• What you need to do: Every line of the material below must be repeated exactly.

• Data provided:
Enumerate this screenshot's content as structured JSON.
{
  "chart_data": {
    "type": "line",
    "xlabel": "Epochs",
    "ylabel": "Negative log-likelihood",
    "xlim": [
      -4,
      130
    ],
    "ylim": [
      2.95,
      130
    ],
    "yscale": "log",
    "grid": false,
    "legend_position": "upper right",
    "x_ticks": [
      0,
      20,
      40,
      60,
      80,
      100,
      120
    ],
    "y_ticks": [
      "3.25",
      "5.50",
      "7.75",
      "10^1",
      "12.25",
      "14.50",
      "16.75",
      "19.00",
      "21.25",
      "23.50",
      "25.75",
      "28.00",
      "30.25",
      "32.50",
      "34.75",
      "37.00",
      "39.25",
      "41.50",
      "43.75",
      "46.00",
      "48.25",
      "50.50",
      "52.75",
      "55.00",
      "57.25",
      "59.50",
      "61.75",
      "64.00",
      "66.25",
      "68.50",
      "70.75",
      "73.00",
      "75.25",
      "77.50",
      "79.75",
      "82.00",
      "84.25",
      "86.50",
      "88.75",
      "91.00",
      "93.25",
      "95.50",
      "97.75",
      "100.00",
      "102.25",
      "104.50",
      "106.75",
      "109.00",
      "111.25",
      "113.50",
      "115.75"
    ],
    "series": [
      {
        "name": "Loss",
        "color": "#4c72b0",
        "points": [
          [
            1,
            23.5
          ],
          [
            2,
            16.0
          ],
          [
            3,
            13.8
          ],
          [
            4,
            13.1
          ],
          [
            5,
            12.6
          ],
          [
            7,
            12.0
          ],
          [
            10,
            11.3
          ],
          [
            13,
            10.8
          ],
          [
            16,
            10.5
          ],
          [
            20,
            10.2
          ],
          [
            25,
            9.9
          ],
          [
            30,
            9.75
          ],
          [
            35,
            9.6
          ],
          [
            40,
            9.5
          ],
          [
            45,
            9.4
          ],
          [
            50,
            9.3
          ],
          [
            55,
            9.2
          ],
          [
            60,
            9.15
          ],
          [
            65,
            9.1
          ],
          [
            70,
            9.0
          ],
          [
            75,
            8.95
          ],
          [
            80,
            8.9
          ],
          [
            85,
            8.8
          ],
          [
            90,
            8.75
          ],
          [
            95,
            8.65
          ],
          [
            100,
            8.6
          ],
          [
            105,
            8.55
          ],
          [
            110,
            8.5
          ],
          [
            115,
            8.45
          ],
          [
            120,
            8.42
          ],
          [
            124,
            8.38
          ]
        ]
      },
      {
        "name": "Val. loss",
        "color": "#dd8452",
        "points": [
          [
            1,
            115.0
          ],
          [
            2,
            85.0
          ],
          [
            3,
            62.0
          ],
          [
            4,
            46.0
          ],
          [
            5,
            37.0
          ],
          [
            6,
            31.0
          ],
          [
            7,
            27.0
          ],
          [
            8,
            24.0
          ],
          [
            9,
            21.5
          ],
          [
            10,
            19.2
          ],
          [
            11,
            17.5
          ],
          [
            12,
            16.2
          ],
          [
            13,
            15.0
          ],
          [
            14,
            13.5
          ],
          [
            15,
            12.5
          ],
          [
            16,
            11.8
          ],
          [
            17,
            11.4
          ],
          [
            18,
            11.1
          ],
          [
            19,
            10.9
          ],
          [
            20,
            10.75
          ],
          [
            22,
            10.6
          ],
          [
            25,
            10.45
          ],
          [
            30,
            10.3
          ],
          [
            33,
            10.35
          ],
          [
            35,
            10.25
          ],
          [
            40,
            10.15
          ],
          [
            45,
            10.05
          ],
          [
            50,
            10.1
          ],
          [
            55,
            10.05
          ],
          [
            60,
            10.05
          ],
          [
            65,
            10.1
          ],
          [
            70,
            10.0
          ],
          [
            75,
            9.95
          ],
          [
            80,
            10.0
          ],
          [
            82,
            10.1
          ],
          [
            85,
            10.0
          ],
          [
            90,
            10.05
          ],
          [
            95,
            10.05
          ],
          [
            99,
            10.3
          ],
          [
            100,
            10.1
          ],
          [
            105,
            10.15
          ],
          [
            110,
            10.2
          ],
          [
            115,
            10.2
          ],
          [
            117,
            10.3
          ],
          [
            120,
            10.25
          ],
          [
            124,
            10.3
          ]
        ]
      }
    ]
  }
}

• Result of this exercise:
Enumerate this screenshot's content as structured JSON.
{
  "chart_data": {
    "type": "line",
    "xlabel": "Epochs",
    "ylabel": "Negative log-likelihood",
    "xlim": [
      -4,
      130
    ],
    "ylim": [
      2.95,
      130
    ],
    "yscale": "log",
    "grid": false,
    "legend_position": "upper right",
    "x_ticks": [
      0,
      20,
      40,
      60,
      80,
      100,
      120
    ],
    "y_ticks": [
      "3.25",
      "5.50",
      "7.75",
      "10^1",
      "12.25",
      "14.50",
      "16.75",
      "19.00",
      "21.25",
      "23.50",
      "25.75",
      "28.00",
      "30.25",
      "32.50",
      "34.75",
      "37.00",
      "39.25",
      "41.50",
      "43.75",
      "46.00",
      "48.25",
      "50.50",
      "52.75",
      "55.00",
      "57.25",
      "59.50",
      "61.75",
      "64.00",
      "66.25",
      "68.50",
      "70.75",
      "73.00",
      "75.25",
      "77.50",
      "79.75",
      "82.00",
      "84.25",
      "86.50",
      "88.75",
      "91.00",
      "93.25",
      "95.50",
      "97.75",
      "100.00",
      "102.25",
      "104.50",
      "106.75",
      "109.00",
      "111.25",
      "113.50",
      "115.75"
    ],
    "series": [
      {
        "name": "Loss",
        "color": "#4c72b0",
        "points": [
          [
            1,
            23.5
          ],
          [
            2,
            16.0
          ],
          [
            3,
            13.8
          ],
          [
            4,
            13.1
          ],
          [
            5,
            12.6
          ],
          [
            7,
            12.0
          ],
          [
            10,
            11.3
          ],
          [
            13,
            10.8
          ],
          [
            16,
            10.5
          ],
          [
            20,
            10.2
          ],
          [
            25,
            9.9
          ],
          [
            30,
            9.75
          ],
          [
            35,
            9.6
          ],
          [
            40,
            9.5
          ],
          [
            45,
            9.4
          ],
          [
            50,
            9.3
          ],
          [
            55,
            9.2
          ],
          [
            60,
            9.15
          ],
          [
            65,
            9.1
          ],
          [
            70,
            9.0
          ],
          [
            75,
            8.95
          ],
          [
            80,
            8.9
          ],
          [
            85,
            8.8
          ],
          [
            90,
            8.75
          ],
          [
            95,
            8.65
          ],
          [
            100,
            8.6
          ],
          [
            105,
            8.55
          ],
          [
            110,
            8.5
          ],
          [
            115,
            8.45
          ],
          [
            120,
            8.42
          ],
          [
            124,
            8.38
          ]
        ]
      },
      {
        "name": "Val. loss",
        "color": "#dd8452",
        "points": [
          [
            1,
            115.0
          ],
          [
            2,
            85.0
          ],
          [
            3,
            62.0
          ],
          [
            4,
            46.0
          ],
          [
            5,
            37.0
          ],
          [
            6,
            31.0
          ],
          [
            7,
            27.0
          ],
          [
            8,
            24.0
          ],
          [
            9,
            21.5
          ],
          [
            10,
            19.2
          ],
          [
            11,
            17.5
          ],
          [
            12,
            16.2
          ],
          [
            13,
            15.0
          ],
          [
            14,
            13.5
          ],
          [
            15,
            12.5
          ],
          [
            16,
            11.8
          ],
          [
            17,
            11.4
          ],
          [
            18,
            11.1
          ],
          [
            19,
            10.9
          ],
          [
            20,
            10.75
          ],
          [
            22,
            10.6
          ],
          [
            25,
            10.45
          ],
          [
            30,
            10.3
          ],
          [
            33,
            10.35
          ],
          [
            35,
            10.25
          ],
          [
            40,
            10.15
          ],
          [
            45,
            10.05
          ],
          [
            50,
            10.1
          ],
          [
            55,
            10.05
          ],
          [
            60,
            10.05
          ],
          [
            65,
            10.1
          ],
          [
            70,
            10.0
          ],
          [
            75,
            9.95
          ],
          [
            80,
            10.0
          ],
          [
            82,
            10.1
          ],
          [
            85,
            10.0
          ],
          [
            90,
            10.05
          ],
          [
            95,
            10.05
          ],
          [
            99,
            10.3
          ],
          [
            100,
            10.1
          ],
          [
            105,
            10.15
          ],
          [
            110,
            10.2
          ],
          [
            115,
            10.2
          ],
          [
            117,
            10.3
          ],
          [
            120,
            10.25
          ],
          [
            124,
            10.3
          ]
        ]
      }
    ]
  }
}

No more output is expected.